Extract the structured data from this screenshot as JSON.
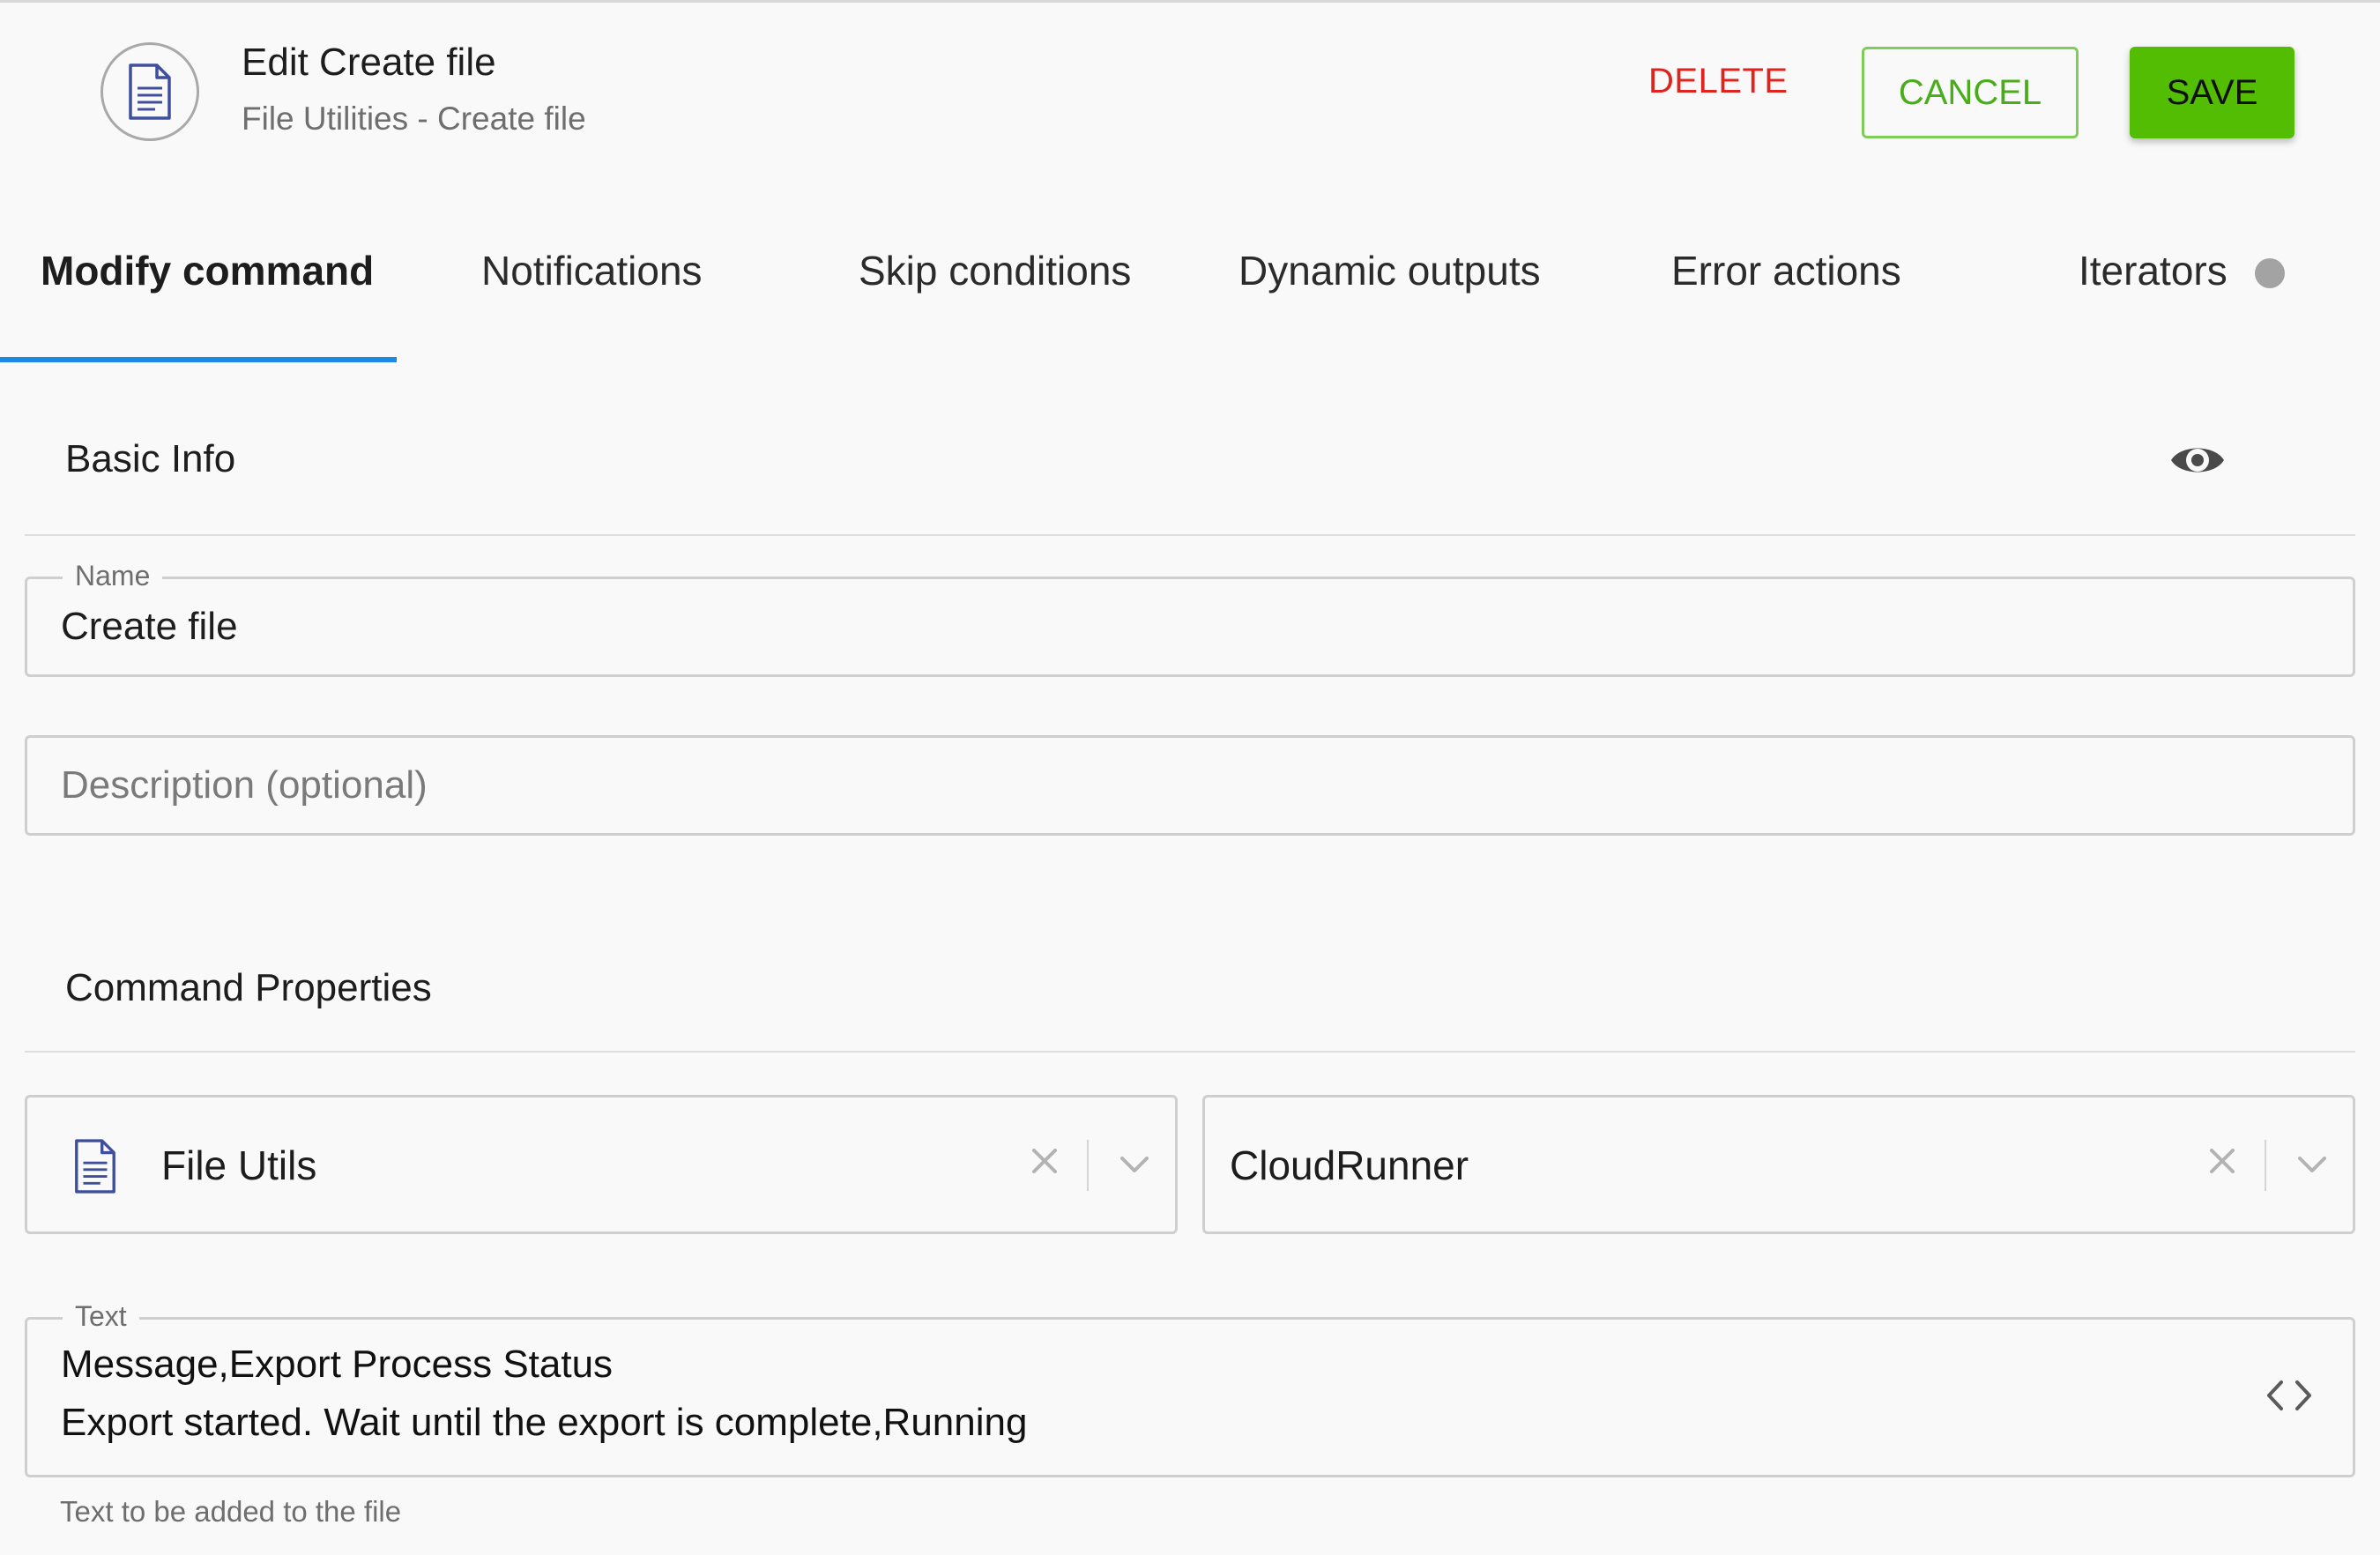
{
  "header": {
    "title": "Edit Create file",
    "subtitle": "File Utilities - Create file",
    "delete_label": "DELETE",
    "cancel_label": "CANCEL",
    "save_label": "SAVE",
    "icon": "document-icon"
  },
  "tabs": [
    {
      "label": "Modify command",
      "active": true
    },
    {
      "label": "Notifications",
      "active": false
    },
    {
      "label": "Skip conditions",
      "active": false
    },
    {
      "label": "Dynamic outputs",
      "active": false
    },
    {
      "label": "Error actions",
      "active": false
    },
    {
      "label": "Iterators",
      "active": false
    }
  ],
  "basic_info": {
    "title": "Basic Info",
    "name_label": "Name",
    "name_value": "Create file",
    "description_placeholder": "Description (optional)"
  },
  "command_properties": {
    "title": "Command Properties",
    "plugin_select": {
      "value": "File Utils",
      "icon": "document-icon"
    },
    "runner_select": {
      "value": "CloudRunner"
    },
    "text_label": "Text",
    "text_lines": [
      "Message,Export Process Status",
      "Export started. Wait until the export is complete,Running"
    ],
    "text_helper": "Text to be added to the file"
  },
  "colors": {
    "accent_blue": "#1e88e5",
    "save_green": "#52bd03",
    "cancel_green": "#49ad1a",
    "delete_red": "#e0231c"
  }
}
• • • •
Copy out every line of the material above exactly, skipping the pictures.

## Solution for this exercise
Extract the structured data from this screenshot as JSON.
{
  "header": {
    "title": "Edit Create file",
    "subtitle": "File Utilities - Create file",
    "delete_label": "DELETE",
    "cancel_label": "CANCEL",
    "save_label": "SAVE",
    "icon": "document-icon"
  },
  "tabs": [
    {
      "label": "Modify command",
      "active": true
    },
    {
      "label": "Notifications",
      "active": false
    },
    {
      "label": "Skip conditions",
      "active": false
    },
    {
      "label": "Dynamic outputs",
      "active": false
    },
    {
      "label": "Error actions",
      "active": false
    },
    {
      "label": "Iterators",
      "active": false
    }
  ],
  "basic_info": {
    "title": "Basic Info",
    "name_label": "Name",
    "name_value": "Create file",
    "description_placeholder": "Description (optional)"
  },
  "command_properties": {
    "title": "Command Properties",
    "plugin_select": {
      "value": "File Utils",
      "icon": "document-icon"
    },
    "runner_select": {
      "value": "CloudRunner"
    },
    "text_label": "Text",
    "text_lines": [
      "Message,Export Process Status",
      "Export started. Wait until the export is complete,Running"
    ],
    "text_helper": "Text to be added to the file"
  },
  "colors": {
    "accent_blue": "#1e88e5",
    "save_green": "#52bd03",
    "cancel_green": "#49ad1a",
    "delete_red": "#e0231c"
  }
}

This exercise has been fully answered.